▶ **WHAT IS BEING ASKED**
Find out how many lines of the material contain the string "JSON" and give only that figure.

▶ **RAW DATA**
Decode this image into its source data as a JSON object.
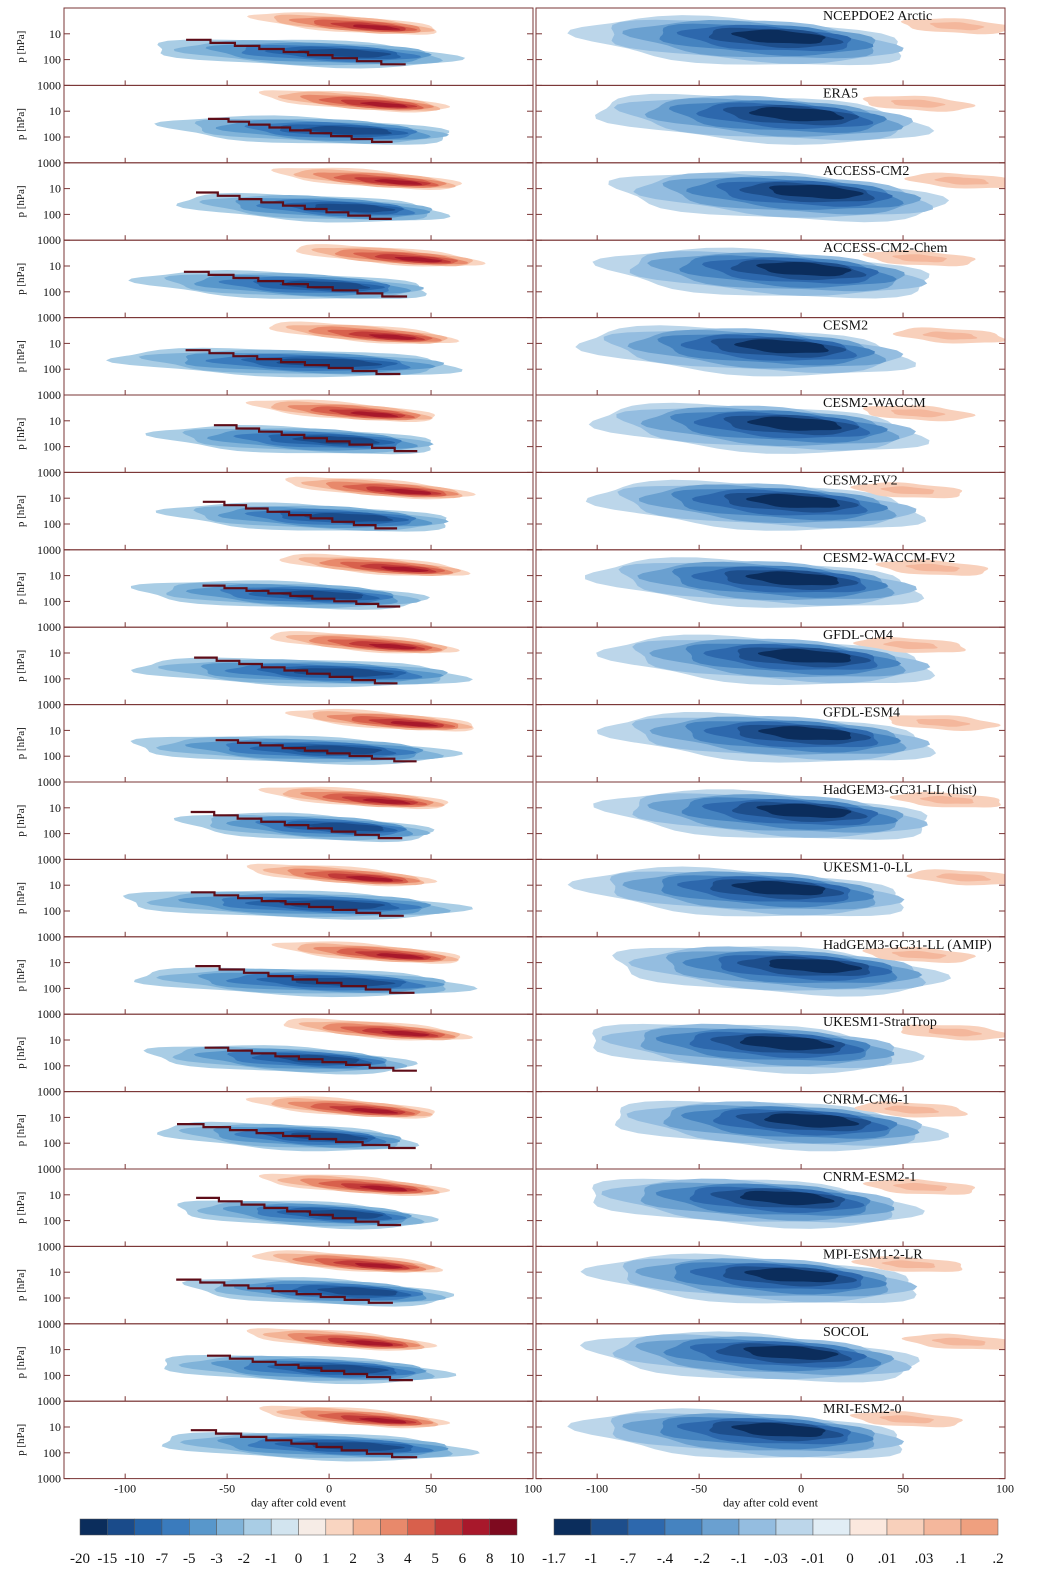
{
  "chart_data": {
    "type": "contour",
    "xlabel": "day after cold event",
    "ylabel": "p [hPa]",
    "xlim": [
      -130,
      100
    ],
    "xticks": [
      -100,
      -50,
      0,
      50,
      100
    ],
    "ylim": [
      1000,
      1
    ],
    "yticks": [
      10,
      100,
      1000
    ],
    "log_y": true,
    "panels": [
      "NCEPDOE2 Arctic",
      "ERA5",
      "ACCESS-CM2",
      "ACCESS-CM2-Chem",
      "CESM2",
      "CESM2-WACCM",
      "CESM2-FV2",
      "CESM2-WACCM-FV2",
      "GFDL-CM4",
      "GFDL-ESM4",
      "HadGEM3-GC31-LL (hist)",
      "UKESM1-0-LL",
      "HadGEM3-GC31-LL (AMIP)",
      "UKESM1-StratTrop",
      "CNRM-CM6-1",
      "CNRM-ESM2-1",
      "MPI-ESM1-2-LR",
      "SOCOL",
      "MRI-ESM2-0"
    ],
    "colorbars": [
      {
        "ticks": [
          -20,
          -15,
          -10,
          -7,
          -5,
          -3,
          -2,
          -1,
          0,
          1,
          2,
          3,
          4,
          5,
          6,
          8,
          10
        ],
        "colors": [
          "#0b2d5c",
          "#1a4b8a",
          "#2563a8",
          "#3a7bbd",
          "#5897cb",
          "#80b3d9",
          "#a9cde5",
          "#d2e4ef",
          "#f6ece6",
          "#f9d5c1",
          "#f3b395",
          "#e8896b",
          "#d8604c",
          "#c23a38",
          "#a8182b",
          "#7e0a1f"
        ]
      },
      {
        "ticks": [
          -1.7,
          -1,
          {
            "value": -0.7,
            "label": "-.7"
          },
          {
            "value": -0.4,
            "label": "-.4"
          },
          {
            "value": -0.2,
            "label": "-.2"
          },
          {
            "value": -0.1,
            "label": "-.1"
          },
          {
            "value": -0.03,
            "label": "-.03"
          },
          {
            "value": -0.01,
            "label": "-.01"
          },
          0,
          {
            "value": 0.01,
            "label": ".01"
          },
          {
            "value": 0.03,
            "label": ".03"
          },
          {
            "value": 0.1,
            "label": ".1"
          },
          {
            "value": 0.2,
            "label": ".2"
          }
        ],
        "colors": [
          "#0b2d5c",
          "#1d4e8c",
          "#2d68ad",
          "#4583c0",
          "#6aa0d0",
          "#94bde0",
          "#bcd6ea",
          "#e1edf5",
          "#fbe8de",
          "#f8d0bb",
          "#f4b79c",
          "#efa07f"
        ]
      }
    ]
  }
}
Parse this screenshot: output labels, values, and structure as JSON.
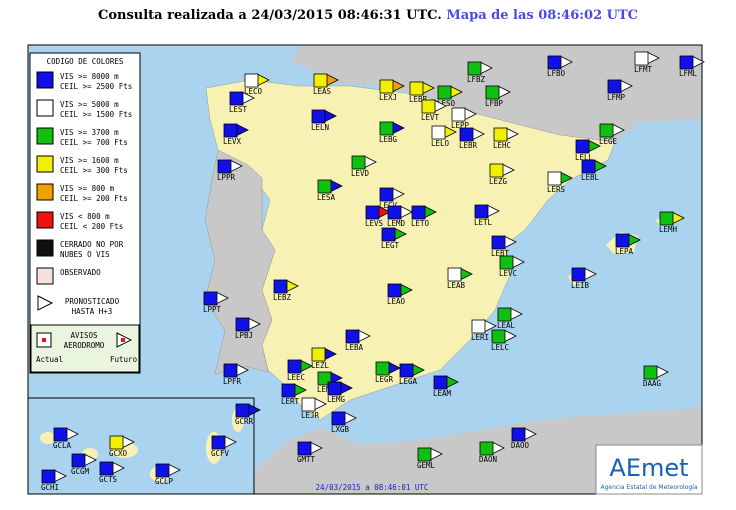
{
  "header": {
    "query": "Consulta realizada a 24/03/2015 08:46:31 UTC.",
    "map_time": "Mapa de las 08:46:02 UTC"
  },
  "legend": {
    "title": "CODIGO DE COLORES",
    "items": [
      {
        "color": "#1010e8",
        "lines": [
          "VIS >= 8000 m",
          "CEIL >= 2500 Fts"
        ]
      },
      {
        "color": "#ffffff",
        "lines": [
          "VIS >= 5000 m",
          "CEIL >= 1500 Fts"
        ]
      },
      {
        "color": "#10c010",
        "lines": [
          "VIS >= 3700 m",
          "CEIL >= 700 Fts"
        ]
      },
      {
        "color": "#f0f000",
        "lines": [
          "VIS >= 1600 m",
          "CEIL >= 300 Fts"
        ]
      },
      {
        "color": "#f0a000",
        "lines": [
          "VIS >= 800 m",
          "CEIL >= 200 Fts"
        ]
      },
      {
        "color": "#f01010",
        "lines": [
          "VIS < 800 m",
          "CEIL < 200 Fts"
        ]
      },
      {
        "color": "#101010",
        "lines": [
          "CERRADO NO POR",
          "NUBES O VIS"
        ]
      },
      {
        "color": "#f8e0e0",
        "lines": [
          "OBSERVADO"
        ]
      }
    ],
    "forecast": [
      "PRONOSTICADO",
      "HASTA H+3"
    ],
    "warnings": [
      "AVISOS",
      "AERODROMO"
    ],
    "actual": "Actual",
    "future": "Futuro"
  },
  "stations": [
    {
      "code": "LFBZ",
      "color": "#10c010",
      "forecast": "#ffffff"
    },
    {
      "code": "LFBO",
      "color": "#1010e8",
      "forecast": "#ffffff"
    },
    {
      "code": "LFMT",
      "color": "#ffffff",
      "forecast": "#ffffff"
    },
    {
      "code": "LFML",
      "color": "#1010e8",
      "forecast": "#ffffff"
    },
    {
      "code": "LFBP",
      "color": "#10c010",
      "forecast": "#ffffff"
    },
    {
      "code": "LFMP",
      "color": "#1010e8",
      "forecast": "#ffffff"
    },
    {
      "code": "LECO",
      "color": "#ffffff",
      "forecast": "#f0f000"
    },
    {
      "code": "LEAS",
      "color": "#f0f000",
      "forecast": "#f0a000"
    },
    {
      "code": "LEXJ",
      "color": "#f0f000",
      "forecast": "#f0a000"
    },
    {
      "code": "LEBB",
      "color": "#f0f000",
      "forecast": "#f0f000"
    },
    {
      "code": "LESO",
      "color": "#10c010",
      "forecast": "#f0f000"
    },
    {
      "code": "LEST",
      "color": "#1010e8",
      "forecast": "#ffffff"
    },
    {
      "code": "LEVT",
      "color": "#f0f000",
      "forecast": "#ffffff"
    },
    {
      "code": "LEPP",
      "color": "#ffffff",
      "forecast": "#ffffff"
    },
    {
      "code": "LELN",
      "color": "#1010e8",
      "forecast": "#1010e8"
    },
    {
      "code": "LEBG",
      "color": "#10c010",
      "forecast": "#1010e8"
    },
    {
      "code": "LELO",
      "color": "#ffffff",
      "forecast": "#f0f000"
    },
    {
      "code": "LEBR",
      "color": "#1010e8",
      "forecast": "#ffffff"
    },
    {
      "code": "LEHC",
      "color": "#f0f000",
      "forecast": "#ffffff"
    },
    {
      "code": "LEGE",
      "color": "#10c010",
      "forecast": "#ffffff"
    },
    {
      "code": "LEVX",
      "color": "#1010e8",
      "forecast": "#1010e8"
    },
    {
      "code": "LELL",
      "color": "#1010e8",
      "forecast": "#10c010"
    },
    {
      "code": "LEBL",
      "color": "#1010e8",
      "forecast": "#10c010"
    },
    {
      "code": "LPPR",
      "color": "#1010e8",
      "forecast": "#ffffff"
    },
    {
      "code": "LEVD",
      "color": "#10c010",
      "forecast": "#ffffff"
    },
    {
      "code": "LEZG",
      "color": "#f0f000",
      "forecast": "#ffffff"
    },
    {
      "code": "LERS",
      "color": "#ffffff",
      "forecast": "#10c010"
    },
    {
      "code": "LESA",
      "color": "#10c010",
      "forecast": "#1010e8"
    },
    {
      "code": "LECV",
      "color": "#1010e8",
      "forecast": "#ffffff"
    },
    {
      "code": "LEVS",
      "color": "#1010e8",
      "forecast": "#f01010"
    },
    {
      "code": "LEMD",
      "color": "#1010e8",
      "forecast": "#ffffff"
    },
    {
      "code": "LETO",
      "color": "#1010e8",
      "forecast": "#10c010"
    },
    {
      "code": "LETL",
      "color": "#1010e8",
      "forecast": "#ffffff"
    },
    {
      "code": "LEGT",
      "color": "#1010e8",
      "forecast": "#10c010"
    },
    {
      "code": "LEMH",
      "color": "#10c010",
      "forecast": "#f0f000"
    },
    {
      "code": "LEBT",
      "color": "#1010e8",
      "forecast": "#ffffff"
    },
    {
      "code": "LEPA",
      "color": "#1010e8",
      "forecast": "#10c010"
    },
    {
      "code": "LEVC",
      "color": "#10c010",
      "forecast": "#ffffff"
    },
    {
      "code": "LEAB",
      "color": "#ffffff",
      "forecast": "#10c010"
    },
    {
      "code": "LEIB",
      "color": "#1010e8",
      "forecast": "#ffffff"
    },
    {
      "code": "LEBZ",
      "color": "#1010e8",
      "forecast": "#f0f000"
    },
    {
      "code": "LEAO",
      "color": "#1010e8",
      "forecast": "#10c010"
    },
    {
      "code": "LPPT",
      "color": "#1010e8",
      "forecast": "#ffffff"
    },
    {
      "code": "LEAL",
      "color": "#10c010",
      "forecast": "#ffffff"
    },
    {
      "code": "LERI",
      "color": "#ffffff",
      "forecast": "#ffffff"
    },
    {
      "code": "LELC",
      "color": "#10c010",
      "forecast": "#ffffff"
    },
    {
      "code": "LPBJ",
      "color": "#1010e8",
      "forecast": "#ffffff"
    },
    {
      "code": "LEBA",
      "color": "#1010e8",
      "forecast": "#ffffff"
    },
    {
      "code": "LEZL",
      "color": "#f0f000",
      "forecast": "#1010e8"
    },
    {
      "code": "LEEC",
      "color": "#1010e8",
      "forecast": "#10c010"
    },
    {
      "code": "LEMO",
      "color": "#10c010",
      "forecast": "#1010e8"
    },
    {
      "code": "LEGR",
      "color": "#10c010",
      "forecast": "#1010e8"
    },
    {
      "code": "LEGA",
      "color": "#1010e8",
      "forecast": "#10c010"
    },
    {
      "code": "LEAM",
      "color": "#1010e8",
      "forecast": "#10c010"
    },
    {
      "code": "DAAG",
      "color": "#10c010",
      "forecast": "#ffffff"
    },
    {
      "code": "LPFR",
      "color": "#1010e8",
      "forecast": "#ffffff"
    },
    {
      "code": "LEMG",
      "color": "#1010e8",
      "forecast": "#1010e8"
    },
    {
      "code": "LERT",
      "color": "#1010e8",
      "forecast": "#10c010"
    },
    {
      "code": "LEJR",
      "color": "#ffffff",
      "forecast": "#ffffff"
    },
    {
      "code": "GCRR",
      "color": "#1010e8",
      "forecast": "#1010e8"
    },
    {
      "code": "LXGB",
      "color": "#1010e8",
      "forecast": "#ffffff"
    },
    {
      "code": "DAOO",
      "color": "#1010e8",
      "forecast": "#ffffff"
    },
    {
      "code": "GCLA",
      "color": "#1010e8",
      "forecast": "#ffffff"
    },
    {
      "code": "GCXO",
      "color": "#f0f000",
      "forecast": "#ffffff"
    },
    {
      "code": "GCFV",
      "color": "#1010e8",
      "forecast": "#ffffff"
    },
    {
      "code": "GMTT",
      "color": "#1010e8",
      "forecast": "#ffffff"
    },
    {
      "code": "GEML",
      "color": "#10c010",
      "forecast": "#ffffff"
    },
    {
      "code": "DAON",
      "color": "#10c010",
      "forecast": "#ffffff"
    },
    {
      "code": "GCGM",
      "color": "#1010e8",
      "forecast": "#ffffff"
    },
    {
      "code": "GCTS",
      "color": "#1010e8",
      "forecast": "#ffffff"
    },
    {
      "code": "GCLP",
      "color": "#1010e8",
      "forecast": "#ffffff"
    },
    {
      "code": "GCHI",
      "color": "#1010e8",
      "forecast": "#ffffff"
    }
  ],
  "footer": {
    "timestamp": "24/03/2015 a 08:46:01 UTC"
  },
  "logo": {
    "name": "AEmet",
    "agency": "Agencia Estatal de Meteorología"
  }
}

▶ **ANSWER TO THE PROBLEM**
2